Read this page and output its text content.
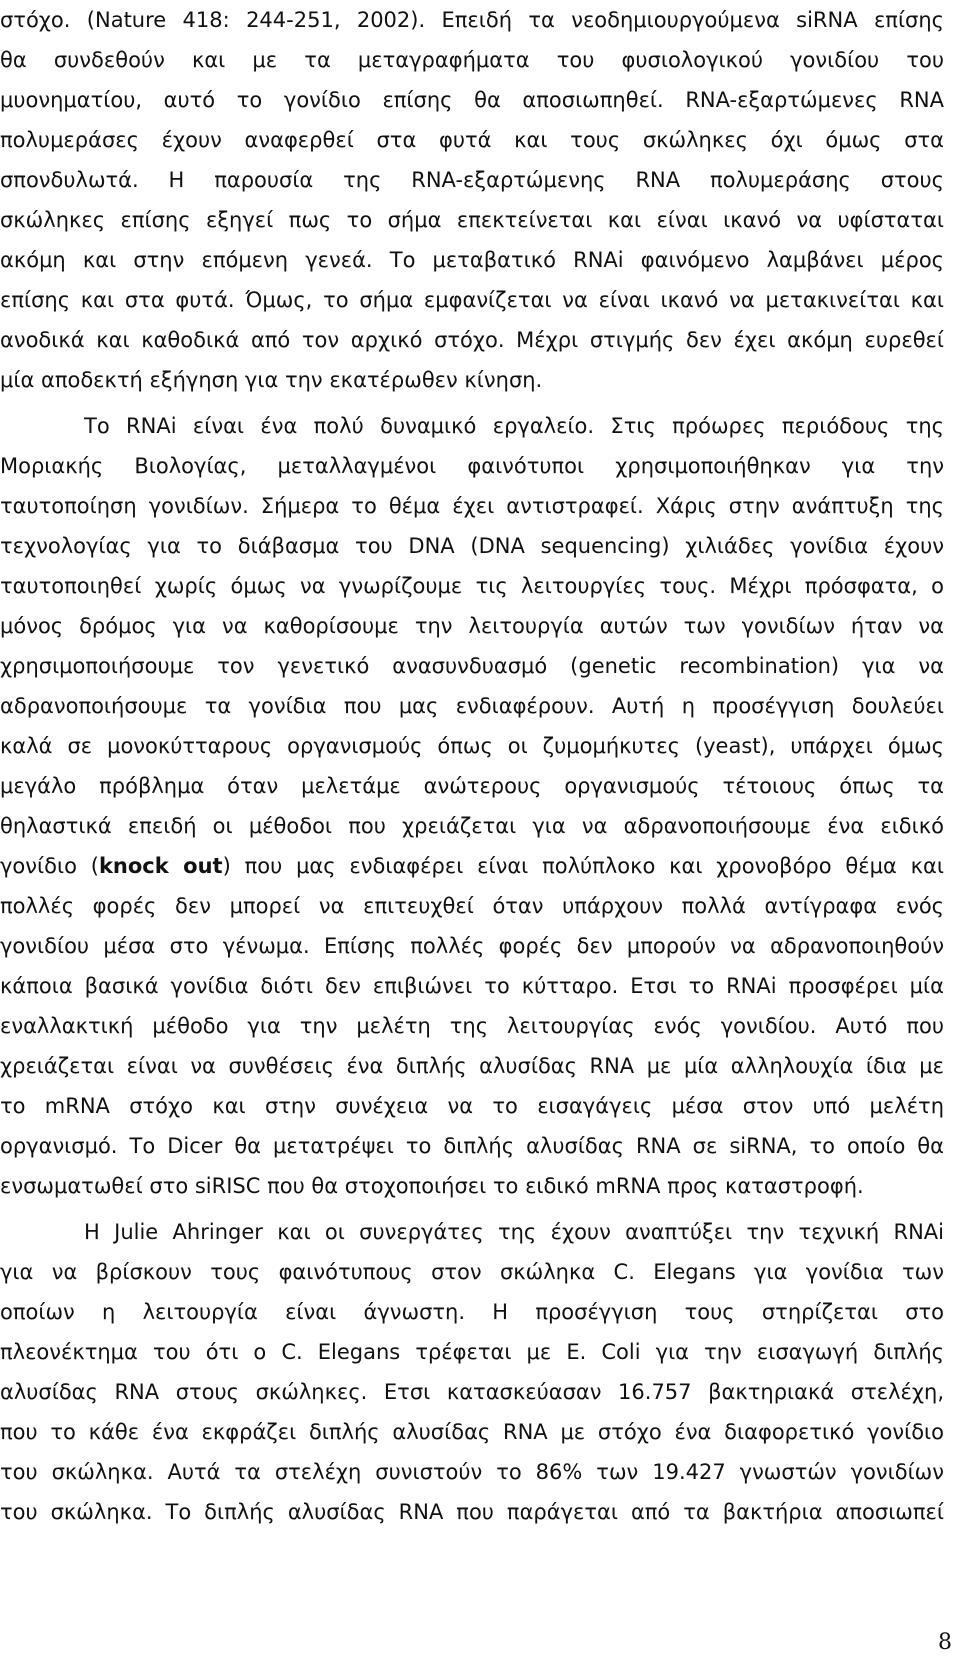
στόχο. (Nature 418: 244-251, 2002). Επειδή τα νεοδημιουργούμενα siRNA επίσης
θα συνδεθούν και με τα μεταγραφήματα του φυσιολογικού γονιδίου του
μυονηματίου, αυτό το γονίδιο επίσης θα αποσιωπηθεί. RNA-εξαρτώμενες RNA
πολυμεράσες έχουν αναφερθεί στα φυτά και τους σκώληκες όχι όμως στα
σπονδυλωτά. Η παρουσία της RNA-εξαρτώμενης RNA πολυμεράσης στους
σκώληκες επίσης εξηγεί πως το σήμα επεκτείνεται και είναι ικανό να υφίσταται
ακόμη και στην επόμενη γενεά. Το μεταβατικό RNAi φαινόμενο λαμβάνει μέρος
επίσης και στα φυτά. Όμως, το σήμα εμφανίζεται να είναι ικανό να μετακινείται και
ανοδικά και καθοδικά από τον αρχικό στόχο. Μέχρι στιγμής δεν έχει ακόμη ευρεθεί
μία αποδεκτή εξήγηση για την εκατέρωθεν κίνηση.
Το RNAi είναι ένα πολύ δυναμικό εργαλείο. Στις πρόωρες περιόδους της
Μοριακής Βιολογίας, μεταλλαγμένοι φαινότυποι χρησιμοποιήθηκαν για την
ταυτοποίηση γονιδίων. Σήμερα το θέμα έχει αντιστραφεί. Χάρις στην ανάπτυξη της
τεχνολογίας για το διάβασμα του DNA (DNA sequencing) χιλιάδες γονίδια έχουν
ταυτοποιηθεί χωρίς όμως να γνωρίζουμε τις λειτουργίες τους. Μέχρι πρόσφατα, ο
μόνος δρόμος για να καθορίσουμε την λειτουργία αυτών των γονιδίων ήταν να
χρησιμοποιήσουμε τον γενετικό ανασυνδυασμό (genetic recombination) για να
αδρανοποιήσουμε τα γονίδια που μας ενδιαφέρουν. Αυτή η προσέγγιση δουλεύει
καλά σε μονοκύτταρους οργανισμούς όπως οι ζυμομήκυτες (yeast), υπάρχει όμως
μεγάλο πρόβλημα όταν μελετάμε ανώτερους οργανισμούς τέτοιους όπως τα
θηλαστικά επειδή οι μέθοδοι που χρειάζεται για να αδρανοποιήσουμε ένα ειδικό
γονίδιο (knock out) που μας ενδιαφέρει είναι πολύπλοκο και χρονοβόρο θέμα και
πολλές φορές δεν μπορεί να επιτευχθεί όταν υπάρχουν πολλά αντίγραφα ενός
γονιδίου μέσα στο γένωμα. Επίσης πολλές φορές δεν μπορούν να αδρανοποιηθούν
κάποια βασικά γονίδια διότι δεν επιβιώνει το κύτταρο. Ετσι το RNAi προσφέρει μία
εναλλακτική μέθοδο για την μελέτη της λειτουργίας ενός γονιδίου. Αυτό που
χρειάζεται είναι να συνθέσεις ένα διπλής αλυσίδας RNA με μία αλληλουχία ίδια με
το mRNA στόχο και στην συνέχεια να το εισαγάγεις μέσα στον υπό μελέτη
οργανισμό. Το Dicer θα μετατρέψει το διπλής αλυσίδας RNA σε siRNA, το οποίο θα
ενσωματωθεί στο siRISC που θα στοχοποιήσει το ειδικό mRNA προς καταστροφή.
Η Julie Ahringer και οι συνεργάτες της έχουν αναπτύξει την τεχνική RNAi
για να βρίσκουν τους φαινότυπους στον σκώληκα C. Elegans για γονίδια των
οποίων η λειτουργία είναι άγνωστη. Η προσέγγιση τους στηρίζεται στο
πλεονέκτημα του ότι ο C. Elegans τρέφεται με E. Coli για την εισαγωγή διπλής
αλυσίδας RNA στους σκώληκες. Ετσι κατασκεύασαν 16.757 βακτηριακά στελέχη,
που το κάθε ένα εκφράζει διπλής αλυσίδας RNA με στόχο ένα διαφορετικό γονίδιο
του σκώληκα. Αυτά τα στελέχη συνιστούν το 86% των 19.427 γνωστών γονιδίων
του σκώληκα. Το διπλής αλυσίδας RNA που παράγεται από τα βακτήρια αποσιωπεί
8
--------
Write out the material above exactly; no pictures.

Reply »
Read this page and output its text content.
στόχο. (Nature 418: 244-251, 2002). Επειδή τα νεοδημιουργούμενα siRNA επίσης
θα συνδεθούν και με τα μεταγραφήματα του φυσιολογικού γονιδίου του
μυονηματίου, αυτό το γονίδιο επίσης θα αποσιωπηθεί. RNA-εξαρτώμενες RNA
πολυμεράσες έχουν αναφερθεί στα φυτά και τους σκώληκες όχι όμως στα
σπονδυλωτά. Η παρουσία της RNA-εξαρτώμενης RNA πολυμεράσης στους
σκώληκες επίσης εξηγεί πως το σήμα επεκτείνεται και είναι ικανό να υφίσταται
ακόμη και στην επόμενη γενεά. Το μεταβατικό RNAi φαινόμενο λαμβάνει μέρος
επίσης και στα φυτά. Όμως, το σήμα εμφανίζεται να είναι ικανό να μετακινείται και
ανοδικά και καθοδικά από τον αρχικό στόχο. Μέχρι στιγμής δεν έχει ακόμη ευρεθεί
μία αποδεκτή εξήγηση για την εκατέρωθεν κίνηση.
Το RNAi είναι ένα πολύ δυναμικό εργαλείο. Στις πρόωρες περιόδους της
Μοριακής Βιολογίας, μεταλλαγμένοι φαινότυποι χρησιμοποιήθηκαν για την
ταυτοποίηση γονιδίων. Σήμερα το θέμα έχει αντιστραφεί. Χάρις στην ανάπτυξη της
τεχνολογίας για το διάβασμα του DNA (DNA sequencing) χιλιάδες γονίδια έχουν
ταυτοποιηθεί χωρίς όμως να γνωρίζουμε τις λειτουργίες τους. Μέχρι πρόσφατα, ο
μόνος δρόμος για να καθορίσουμε την λειτουργία αυτών των γονιδίων ήταν να
χρησιμοποιήσουμε τον γενετικό ανασυνδυασμό (genetic recombination) για να
αδρανοποιήσουμε τα γονίδια που μας ενδιαφέρουν. Αυτή η προσέγγιση δουλεύει
καλά σε μονοκύτταρους οργανισμούς όπως οι ζυμομήκυτες (yeast), υπάρχει όμως
μεγάλο πρόβλημα όταν μελετάμε ανώτερους οργανισμούς τέτοιους όπως τα
θηλαστικά επειδή οι μέθοδοι που χρειάζεται για να αδρανοποιήσουμε ένα ειδικό
γονίδιο (knock out) που μας ενδιαφέρει είναι πολύπλοκο και χρονοβόρο θέμα και
πολλές φορές δεν μπορεί να επιτευχθεί όταν υπάρχουν πολλά αντίγραφα ενός
γονιδίου μέσα στο γένωμα. Επίσης πολλές φορές δεν μπορούν να αδρανοποιηθούν
κάποια βασικά γονίδια διότι δεν επιβιώνει το κύτταρο. Ετσι το RNAi προσφέρει μία
εναλλακτική μέθοδο για την μελέτη της λειτουργίας ενός γονιδίου. Αυτό που
χρειάζεται είναι να συνθέσεις ένα διπλής αλυσίδας RNA με μία αλληλουχία ίδια με
το mRNA στόχο και στην συνέχεια να το εισαγάγεις μέσα στον υπό μελέτη
οργανισμό. Το Dicer θα μετατρέψει το διπλής αλυσίδας RNA σε siRNA, το οποίο θα
ενσωματωθεί στο siRISC που θα στοχοποιήσει το ειδικό mRNA προς καταστροφή.
Η Julie Ahringer και οι συνεργάτες της έχουν αναπτύξει την τεχνική RNAi
για να βρίσκουν τους φαινότυπους στον σκώληκα C. Elegans για γονίδια των
οποίων η λειτουργία είναι άγνωστη. Η προσέγγιση τους στηρίζεται στο
πλεονέκτημα του ότι ο C. Elegans τρέφεται με E. Coli για την εισαγωγή διπλής
αλυσίδας RNA στους σκώληκες. Ετσι κατασκεύασαν 16.757 βακτηριακά στελέχη,
που το κάθε ένα εκφράζει διπλής αλυσίδας RNA με στόχο ένα διαφορετικό γονίδιο
του σκώληκα. Αυτά τα στελέχη συνιστούν το 86% των 19.427 γνωστών γονιδίων
του σκώληκα. Το διπλής αλυσίδας RNA που παράγεται από τα βακτήρια αποσιωπεί
8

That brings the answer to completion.